__Items__.

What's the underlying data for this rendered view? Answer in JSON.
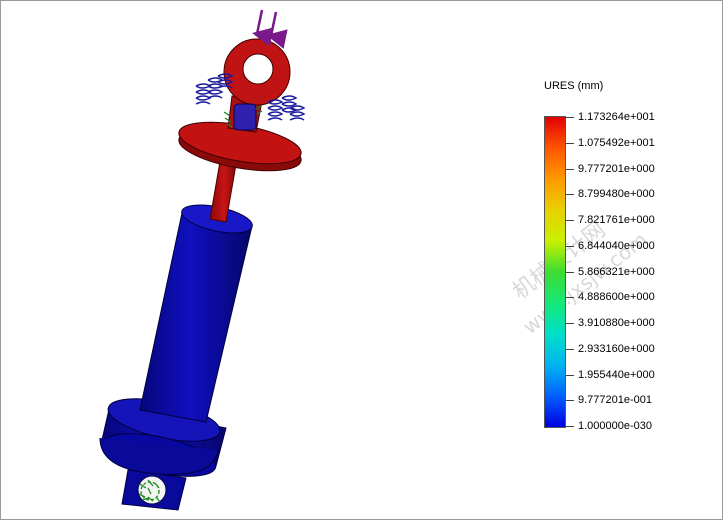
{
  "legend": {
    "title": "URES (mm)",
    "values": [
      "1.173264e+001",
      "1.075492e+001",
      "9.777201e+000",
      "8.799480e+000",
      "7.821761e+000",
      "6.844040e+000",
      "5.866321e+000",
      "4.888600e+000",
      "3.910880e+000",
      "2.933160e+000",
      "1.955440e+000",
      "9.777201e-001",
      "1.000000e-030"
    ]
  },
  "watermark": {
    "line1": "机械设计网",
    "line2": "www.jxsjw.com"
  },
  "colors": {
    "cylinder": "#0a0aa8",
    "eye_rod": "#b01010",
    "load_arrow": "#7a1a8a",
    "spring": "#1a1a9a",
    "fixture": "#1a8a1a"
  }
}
--
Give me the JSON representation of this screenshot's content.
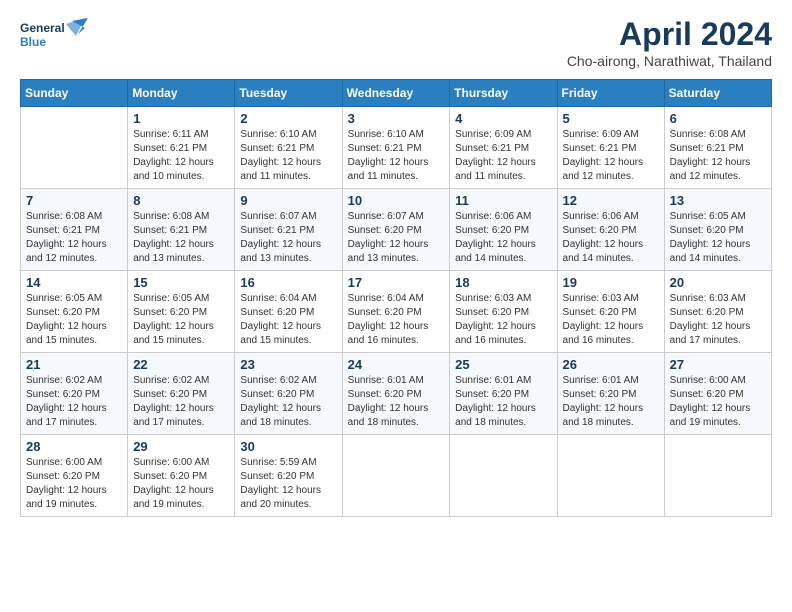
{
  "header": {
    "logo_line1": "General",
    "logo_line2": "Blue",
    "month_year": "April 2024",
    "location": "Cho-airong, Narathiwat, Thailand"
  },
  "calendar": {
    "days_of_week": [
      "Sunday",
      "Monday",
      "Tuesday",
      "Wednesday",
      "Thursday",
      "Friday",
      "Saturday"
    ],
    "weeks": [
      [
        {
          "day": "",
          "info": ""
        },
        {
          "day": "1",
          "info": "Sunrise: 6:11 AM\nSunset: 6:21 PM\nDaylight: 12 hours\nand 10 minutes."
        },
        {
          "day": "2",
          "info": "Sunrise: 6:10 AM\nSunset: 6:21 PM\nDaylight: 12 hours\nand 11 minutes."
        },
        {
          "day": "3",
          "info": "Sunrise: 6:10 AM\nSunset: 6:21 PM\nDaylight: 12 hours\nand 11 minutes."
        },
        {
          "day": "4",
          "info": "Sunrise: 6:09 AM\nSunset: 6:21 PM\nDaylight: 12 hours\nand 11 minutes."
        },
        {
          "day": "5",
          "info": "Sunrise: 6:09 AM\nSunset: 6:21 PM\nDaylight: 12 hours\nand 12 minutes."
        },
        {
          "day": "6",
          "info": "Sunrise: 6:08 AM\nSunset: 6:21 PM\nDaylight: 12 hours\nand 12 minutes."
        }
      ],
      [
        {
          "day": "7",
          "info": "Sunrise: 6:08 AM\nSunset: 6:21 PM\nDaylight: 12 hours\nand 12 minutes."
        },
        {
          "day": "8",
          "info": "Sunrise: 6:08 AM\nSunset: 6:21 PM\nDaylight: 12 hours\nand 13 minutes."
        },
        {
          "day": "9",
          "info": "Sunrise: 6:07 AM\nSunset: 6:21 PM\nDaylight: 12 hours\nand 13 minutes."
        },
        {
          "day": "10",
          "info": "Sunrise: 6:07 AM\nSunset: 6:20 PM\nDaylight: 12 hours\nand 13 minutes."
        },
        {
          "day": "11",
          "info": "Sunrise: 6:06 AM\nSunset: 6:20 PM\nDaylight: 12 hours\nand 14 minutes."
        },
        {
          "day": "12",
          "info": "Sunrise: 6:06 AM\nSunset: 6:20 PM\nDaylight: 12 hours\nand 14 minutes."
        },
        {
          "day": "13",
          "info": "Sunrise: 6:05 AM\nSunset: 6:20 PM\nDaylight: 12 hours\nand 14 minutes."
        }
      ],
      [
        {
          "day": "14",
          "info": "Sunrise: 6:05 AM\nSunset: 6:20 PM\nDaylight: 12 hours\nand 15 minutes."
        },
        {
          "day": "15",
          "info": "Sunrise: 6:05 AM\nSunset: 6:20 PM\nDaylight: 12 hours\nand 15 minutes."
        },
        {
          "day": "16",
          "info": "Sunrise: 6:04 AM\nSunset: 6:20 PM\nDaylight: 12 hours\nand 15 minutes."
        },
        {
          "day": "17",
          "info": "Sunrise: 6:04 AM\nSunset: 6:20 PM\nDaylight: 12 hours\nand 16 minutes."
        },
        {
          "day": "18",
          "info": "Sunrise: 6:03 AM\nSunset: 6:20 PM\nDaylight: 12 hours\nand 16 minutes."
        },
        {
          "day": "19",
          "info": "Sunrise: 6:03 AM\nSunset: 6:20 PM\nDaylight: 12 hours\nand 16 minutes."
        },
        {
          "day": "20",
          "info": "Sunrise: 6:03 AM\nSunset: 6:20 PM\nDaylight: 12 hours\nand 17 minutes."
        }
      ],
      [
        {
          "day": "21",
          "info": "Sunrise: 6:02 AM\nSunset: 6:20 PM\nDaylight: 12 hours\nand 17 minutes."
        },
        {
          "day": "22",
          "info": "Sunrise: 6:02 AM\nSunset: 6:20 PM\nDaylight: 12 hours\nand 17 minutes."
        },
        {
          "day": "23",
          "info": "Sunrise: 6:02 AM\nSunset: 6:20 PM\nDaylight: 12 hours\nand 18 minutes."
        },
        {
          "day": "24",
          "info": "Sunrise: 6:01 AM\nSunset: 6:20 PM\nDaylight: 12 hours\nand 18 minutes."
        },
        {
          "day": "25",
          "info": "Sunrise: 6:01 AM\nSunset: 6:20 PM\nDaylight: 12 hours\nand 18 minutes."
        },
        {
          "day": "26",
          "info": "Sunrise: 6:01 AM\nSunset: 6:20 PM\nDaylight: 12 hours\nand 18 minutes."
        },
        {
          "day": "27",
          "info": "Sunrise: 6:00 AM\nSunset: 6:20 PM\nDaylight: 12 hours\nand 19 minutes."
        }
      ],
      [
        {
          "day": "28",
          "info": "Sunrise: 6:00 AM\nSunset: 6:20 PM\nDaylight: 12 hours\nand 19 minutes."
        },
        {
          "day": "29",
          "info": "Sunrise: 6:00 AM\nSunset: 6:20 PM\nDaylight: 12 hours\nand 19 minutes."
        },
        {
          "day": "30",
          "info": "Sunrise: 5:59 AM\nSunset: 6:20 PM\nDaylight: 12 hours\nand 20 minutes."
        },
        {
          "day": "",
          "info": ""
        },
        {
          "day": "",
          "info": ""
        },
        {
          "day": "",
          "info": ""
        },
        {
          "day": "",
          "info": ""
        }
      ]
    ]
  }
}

__Task instructions__. Which lines above contain "JSON"? Show each of them.

__Exercise output__.
What's the underlying data for this rendered view? Answer in JSON.
Give me the JSON representation of this screenshot's content.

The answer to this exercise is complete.